▸ **What you have to do**
Copy out every record below exactly as written, but leave out any pictures.

▸ **Records for the task**

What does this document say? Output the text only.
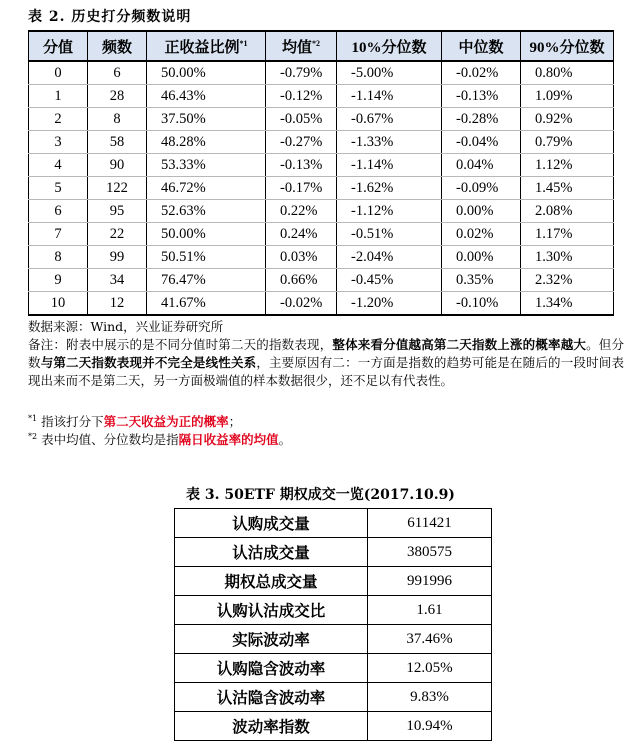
表 2. 历史打分频数说明
分值	频数	正收益比例$^{*1}$	均值$^{*2}$	10%分位数	中位数	90%分位数
0	6	50.00%	-0.79%	-5.00%	-0.02%	0.80%
1	28	46.43%	-0.12%	-1.14%	-0.13%	1.09%
2	8	37.50%	-0.05%	-0.67%	-0.28%	0.92%
3	58	48.28%	-0.27%	-1.33%	-0.04%	0.79%
4	90	53.33%	-0.13%	-1.14%	0.04%	1.12%
5	122	46.72%	-0.17%	-1.62%	-0.09%	1.45%
6	95	52.63%	0.22%	-1.12%	0.00%	2.08%
7	22	50.00%	0.24%	-0.51%	0.02%	1.17%
8	99	50.51%	0.03%	-2.04%	0.00%	1.30%
9	34	76.47%	0.66%	-0.45%	0.35%	2.32%
10	12	41.67%	-0.02%	-1.20%	-0.10%	1.34%
数据来源：Wind，兴业证券研究所
备注：附表中展示的是不同分值时第二天的指数表现，整体来看分值越高第二天指数上涨的概率越大。但分数与第二天指数表现并不完全是线性关系，主要原因有二：一方面是指数的趋势可能是在随后的一段时间表现出来而不是第二天，另一方面极端值的样本数据很少，还不足以有代表性。
$^{*1}$ 指该打分下第二天收益为正的概率；
$^{*2}$ 表中均值、分位数均是指隔日收益率的均值。
表 3. 50ETF 期权成交一览(2017.10.9)
认购成交量	611421
认沽成交量	380575
期权总成交量	991996
认购认沽成交比	1.61
实际波动率	37.46%
认购隐含波动率	12.05%
认沽隐含波动率	9.83%
波动率指数	10.94%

▸ **Result**
What does this document say? Output the text only.
表 2. 历史打分频数说明
分值	频数	正收益比例$^{*1}$	均值$^{*2}$	10%分位数	中位数	90%分位数
0	6	50.00%	-0.79%	-5.00%	-0.02%	0.80%
1	28	46.43%	-0.12%	-1.14%	-0.13%	1.09%
2	8	37.50%	-0.05%	-0.67%	-0.28%	0.92%
3	58	48.28%	-0.27%	-1.33%	-0.04%	0.79%
4	90	53.33%	-0.13%	-1.14%	0.04%	1.12%
5	122	46.72%	-0.17%	-1.62%	-0.09%	1.45%
6	95	52.63%	0.22%	-1.12%	0.00%	2.08%
7	22	50.00%	0.24%	-0.51%	0.02%	1.17%
8	99	50.51%	0.03%	-2.04%	0.00%	1.30%
9	34	76.47%	0.66%	-0.45%	0.35%	2.32%
10	12	41.67%	-0.02%	-1.20%	-0.10%	1.34%
数据来源：Wind，兴业证券研究所
备注：附表中展示的是不同分值时第二天的指数表现，整体来看分值越高第二天指数上涨的概率越大。但分数与第二天指数表现并不完全是线性关系，主要原因有二：一方面是指数的趋势可能是在随后的一段时间表现出来而不是第二天，另一方面极端值的样本数据很少，还不足以有代表性。
$^{*1}$ 指该打分下第二天收益为正的概率；
$^{*2}$ 表中均值、分位数均是指隔日收益率的均值。
表 3. 50ETF 期权成交一览(2017.10.9)
认购成交量	611421
认沽成交量	380575
期权总成交量	991996
认购认沽成交比	1.61
实际波动率	37.46%
认购隐含波动率	12.05%
认沽隐含波动率	9.83%
波动率指数	10.94%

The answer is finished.